◆ **Extract provided**:
The ICARUS seminar (Imagination, Creativity, Affect, Reverie, Utopia, Senses) will focus on the interdisciplinary study of the boundary line that separates, for our minds, reality from everything that transcends it. By bringing together philosophy and the cognitive sciences, we will explore the capacities and states (notably imagination and dreaming) that enable us to re-elaborate sensory and affective data and to apprehend the world from new perpectives, even from other worlds or utopias. Drawn into its wanderings and reveries, the mind is capable of producing ideas or objects deemed novel and valuable, in other words, of pispaying creativity. But how far can we take this power that we have received as a species (and perhaps not just us, human beings) ? It is advisable not to fly too close to the sun.

 

Venue : Varies according to session, details below

Schedule : Monday, 2-4pm (unless otherwise specified)

Contacts : Margherita Arcangeli, Jérôme Dokic

 


 

 Next sessions

 

Julia Langkau (Université de Genève)

"Self-Knowledge from Literary Fiction"

March 16, 2026 (2pm-4pm), Jean Nicod’s meeting room (29 rue d’Ulm)

◆ **Available records**:
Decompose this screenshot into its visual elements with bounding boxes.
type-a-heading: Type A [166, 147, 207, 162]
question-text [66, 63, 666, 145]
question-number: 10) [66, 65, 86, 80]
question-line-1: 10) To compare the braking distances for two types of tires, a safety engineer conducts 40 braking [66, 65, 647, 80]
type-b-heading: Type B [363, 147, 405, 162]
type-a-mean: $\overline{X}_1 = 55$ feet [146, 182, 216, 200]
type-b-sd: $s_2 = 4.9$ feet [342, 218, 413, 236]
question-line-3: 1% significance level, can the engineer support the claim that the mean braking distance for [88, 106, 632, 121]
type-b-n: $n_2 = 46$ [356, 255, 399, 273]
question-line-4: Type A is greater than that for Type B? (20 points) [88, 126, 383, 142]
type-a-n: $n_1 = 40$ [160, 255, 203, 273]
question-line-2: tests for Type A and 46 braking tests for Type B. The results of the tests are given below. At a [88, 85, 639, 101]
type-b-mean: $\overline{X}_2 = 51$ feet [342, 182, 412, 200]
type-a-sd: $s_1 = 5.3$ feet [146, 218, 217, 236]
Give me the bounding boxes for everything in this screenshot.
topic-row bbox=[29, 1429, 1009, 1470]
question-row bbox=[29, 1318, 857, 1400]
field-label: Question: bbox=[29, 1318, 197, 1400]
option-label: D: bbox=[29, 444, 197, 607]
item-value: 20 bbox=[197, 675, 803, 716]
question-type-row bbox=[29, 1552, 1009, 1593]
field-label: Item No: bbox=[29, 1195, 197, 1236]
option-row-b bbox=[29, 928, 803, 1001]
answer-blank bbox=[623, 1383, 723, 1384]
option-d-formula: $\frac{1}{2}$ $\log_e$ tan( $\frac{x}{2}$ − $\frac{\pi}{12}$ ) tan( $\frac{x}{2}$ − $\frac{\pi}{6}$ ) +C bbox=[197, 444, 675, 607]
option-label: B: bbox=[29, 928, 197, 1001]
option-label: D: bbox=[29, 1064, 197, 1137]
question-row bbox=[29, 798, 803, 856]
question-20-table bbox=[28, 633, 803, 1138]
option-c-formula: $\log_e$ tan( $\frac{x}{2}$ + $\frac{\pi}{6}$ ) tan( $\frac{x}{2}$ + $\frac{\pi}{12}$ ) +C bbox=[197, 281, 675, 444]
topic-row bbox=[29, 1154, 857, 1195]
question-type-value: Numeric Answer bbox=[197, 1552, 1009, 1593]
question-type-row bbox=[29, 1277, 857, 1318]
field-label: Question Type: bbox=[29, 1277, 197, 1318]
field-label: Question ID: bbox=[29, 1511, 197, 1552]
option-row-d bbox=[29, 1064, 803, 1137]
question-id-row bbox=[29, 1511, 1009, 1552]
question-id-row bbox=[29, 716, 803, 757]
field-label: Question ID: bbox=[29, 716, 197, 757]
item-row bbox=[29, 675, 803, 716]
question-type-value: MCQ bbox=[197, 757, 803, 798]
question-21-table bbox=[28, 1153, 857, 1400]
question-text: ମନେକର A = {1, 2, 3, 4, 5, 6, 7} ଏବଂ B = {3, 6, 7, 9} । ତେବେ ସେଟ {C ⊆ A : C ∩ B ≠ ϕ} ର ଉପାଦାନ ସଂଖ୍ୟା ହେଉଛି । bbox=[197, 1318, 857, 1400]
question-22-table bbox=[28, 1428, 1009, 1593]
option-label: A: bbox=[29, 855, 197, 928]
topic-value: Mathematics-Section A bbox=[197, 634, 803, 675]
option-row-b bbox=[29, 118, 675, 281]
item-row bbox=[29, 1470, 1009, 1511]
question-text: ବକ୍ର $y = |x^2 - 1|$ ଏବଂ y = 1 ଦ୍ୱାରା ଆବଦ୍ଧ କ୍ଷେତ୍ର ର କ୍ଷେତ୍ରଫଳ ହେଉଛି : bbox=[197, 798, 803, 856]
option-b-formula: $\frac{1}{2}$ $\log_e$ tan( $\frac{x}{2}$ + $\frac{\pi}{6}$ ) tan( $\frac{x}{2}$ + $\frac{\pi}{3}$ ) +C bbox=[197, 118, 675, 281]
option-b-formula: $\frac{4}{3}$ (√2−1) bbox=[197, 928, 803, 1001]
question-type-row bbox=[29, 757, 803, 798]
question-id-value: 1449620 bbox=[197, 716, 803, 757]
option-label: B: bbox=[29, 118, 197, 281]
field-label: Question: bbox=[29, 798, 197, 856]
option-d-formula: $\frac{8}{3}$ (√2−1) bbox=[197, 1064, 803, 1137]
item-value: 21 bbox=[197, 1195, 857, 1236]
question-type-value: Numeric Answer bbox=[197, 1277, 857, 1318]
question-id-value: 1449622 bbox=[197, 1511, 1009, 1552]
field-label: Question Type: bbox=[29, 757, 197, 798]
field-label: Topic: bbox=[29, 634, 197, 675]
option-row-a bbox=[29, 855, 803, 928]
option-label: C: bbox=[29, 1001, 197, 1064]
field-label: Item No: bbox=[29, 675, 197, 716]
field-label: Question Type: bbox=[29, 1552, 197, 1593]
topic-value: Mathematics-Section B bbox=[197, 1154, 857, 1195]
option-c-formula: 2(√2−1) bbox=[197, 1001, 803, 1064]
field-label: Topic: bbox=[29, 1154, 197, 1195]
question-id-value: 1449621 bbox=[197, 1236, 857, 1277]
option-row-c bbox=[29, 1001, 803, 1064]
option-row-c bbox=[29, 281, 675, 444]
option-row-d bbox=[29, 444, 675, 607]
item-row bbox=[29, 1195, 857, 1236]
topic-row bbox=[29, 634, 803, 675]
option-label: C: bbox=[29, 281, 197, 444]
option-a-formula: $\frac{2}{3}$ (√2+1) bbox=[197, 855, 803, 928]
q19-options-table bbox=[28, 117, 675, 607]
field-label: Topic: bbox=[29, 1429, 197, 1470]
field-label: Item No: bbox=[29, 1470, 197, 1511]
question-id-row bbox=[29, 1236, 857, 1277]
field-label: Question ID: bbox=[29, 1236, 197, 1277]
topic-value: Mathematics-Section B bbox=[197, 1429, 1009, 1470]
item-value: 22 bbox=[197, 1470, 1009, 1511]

◆ **Written tasks**:
(a) Copy the records word for word, from their first line down to the line containing "question-number: 10) [66, 65, 86, 80]", including both.
(b) Pick up the ICARUS seminar announcement where it stops and write what comes next.

◆ **Results in order**:
(a)
Decompose this screenshot into its visual elements with bounding boxes.
type-a-heading: Type A [166, 147, 207, 162]
question-text [66, 63, 666, 145]
question-number: 10) [66, 65, 86, 80]

(b)
Intuitively, literary fiction provides a source of self-knowledge, as it can reveal our evaluative and affective dispositions. This paper argues that, while self-knowledge from literary fiction can be gained through experiential imagination, such engagement is characterized by a significant degree of imaginative freedom. This freedom renders experiential responses epistemically fragile, because what they track depends, among other things, on salience. The paper identifies two distinct problems arising from this salience-sensitivity Lolita Problem, in which fiction-dependent salience can lead to misattribution, and the Salience Problem, in which reader-dependent salience can lead to underdetermination. The paper proposes that genuine self-knowledge from literary fiction requires object-tracking as well as coherence with one’s broader self-understanding.

Steve Humbert-Droz (Universidad Autónoma de Madrid)

"Smart creativity"

March 30, 2026 (2pm-4pm), Jean Nicod’s meeting room (29 rue d’Ulm)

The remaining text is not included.